§ DATASET RECORDS:
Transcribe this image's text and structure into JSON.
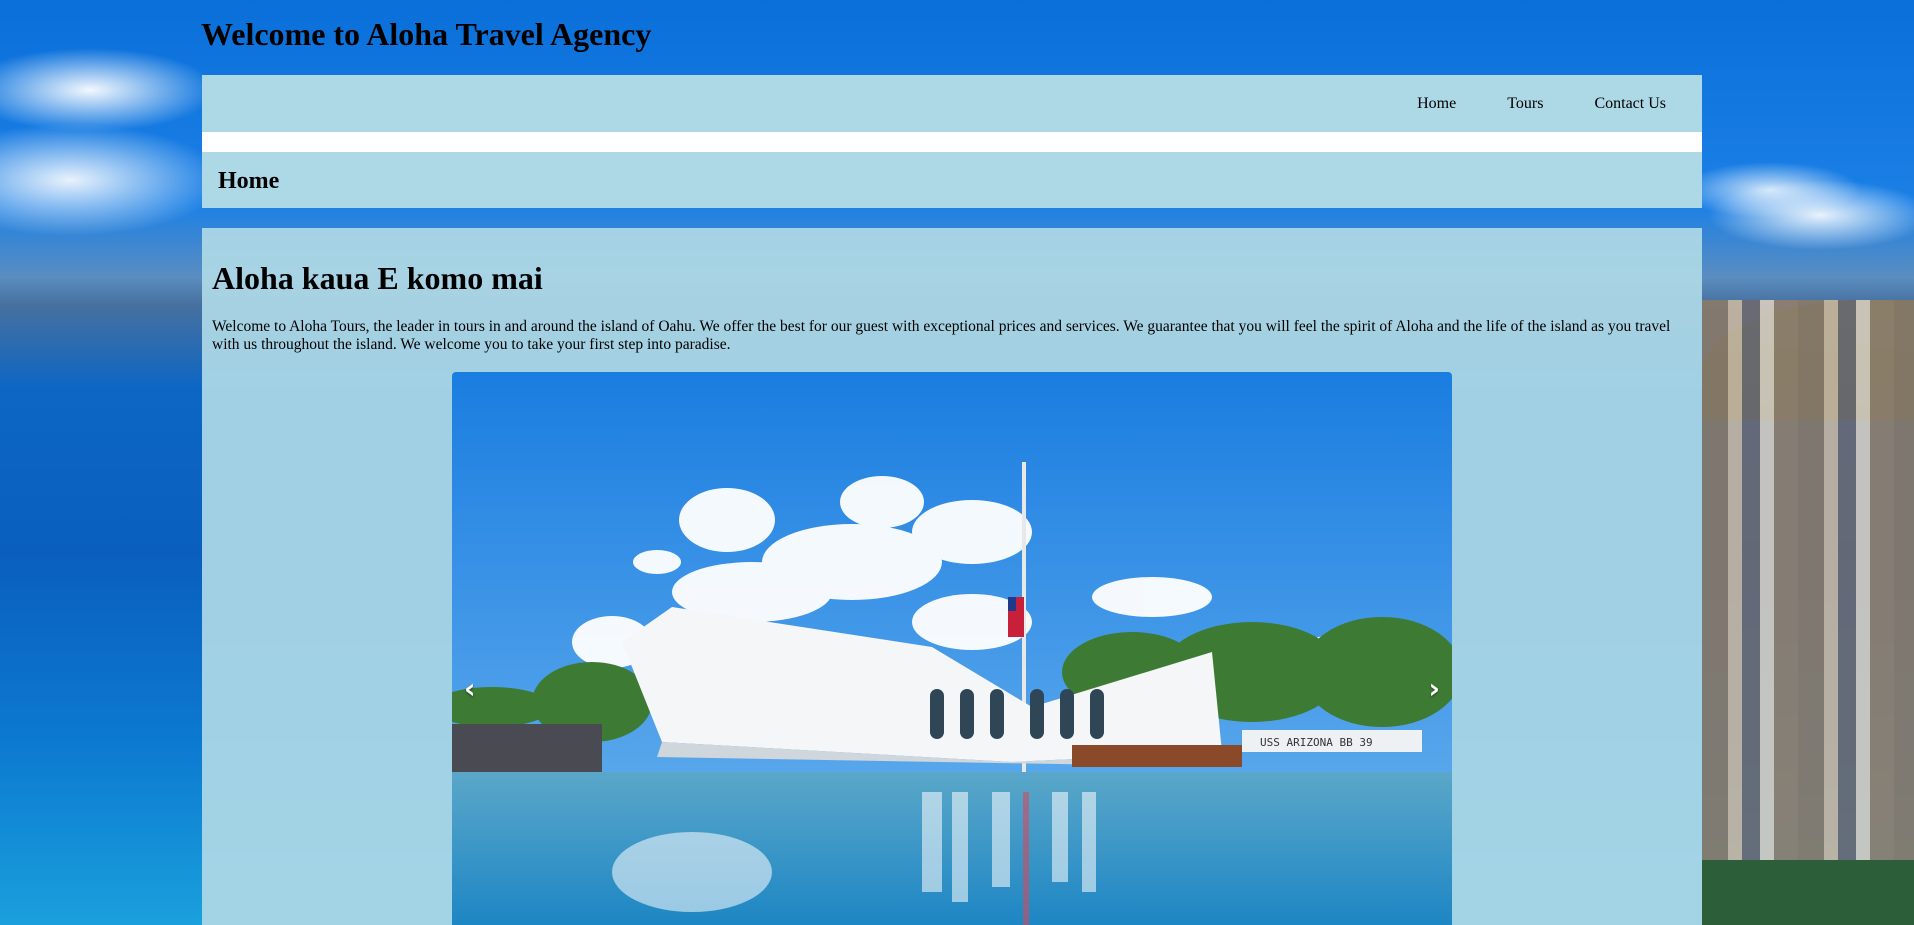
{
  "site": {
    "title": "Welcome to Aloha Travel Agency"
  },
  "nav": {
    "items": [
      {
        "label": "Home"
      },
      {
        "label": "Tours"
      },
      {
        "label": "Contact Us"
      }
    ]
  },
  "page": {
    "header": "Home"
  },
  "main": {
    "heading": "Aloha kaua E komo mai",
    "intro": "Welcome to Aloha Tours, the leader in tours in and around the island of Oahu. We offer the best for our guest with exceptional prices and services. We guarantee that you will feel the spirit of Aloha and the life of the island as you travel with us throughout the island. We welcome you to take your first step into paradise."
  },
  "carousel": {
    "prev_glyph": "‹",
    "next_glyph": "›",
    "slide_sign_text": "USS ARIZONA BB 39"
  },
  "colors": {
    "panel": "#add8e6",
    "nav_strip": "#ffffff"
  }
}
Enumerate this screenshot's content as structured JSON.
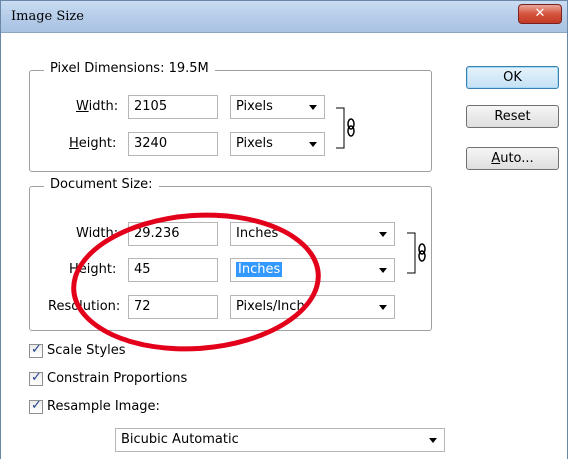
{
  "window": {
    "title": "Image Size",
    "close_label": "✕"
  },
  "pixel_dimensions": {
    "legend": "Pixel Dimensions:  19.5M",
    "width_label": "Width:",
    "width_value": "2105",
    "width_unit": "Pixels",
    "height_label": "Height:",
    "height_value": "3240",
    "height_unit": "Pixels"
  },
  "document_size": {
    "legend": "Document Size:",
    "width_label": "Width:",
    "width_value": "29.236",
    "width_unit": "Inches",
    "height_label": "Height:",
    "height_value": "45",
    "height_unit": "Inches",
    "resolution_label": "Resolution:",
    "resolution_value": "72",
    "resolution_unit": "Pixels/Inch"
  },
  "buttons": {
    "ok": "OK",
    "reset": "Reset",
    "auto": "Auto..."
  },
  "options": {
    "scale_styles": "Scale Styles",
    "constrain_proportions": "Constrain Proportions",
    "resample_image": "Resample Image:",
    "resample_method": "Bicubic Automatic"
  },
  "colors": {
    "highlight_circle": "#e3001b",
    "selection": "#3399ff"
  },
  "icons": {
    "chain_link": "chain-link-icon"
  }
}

§ PROMPT: Working from the entries above, return all lines that contain "into".

§ REPLY:
Transcribe this image's text and structure into JSON.
    "intro": "Welcome to Aloha Tours, the leader in tours in and around the island of Oahu. We offer the best for our guest with exceptional prices and services. We guarantee that you will feel the spirit of Aloha and the life of the island as you travel with us throughout the island. We welcome you to take your first step into paradise."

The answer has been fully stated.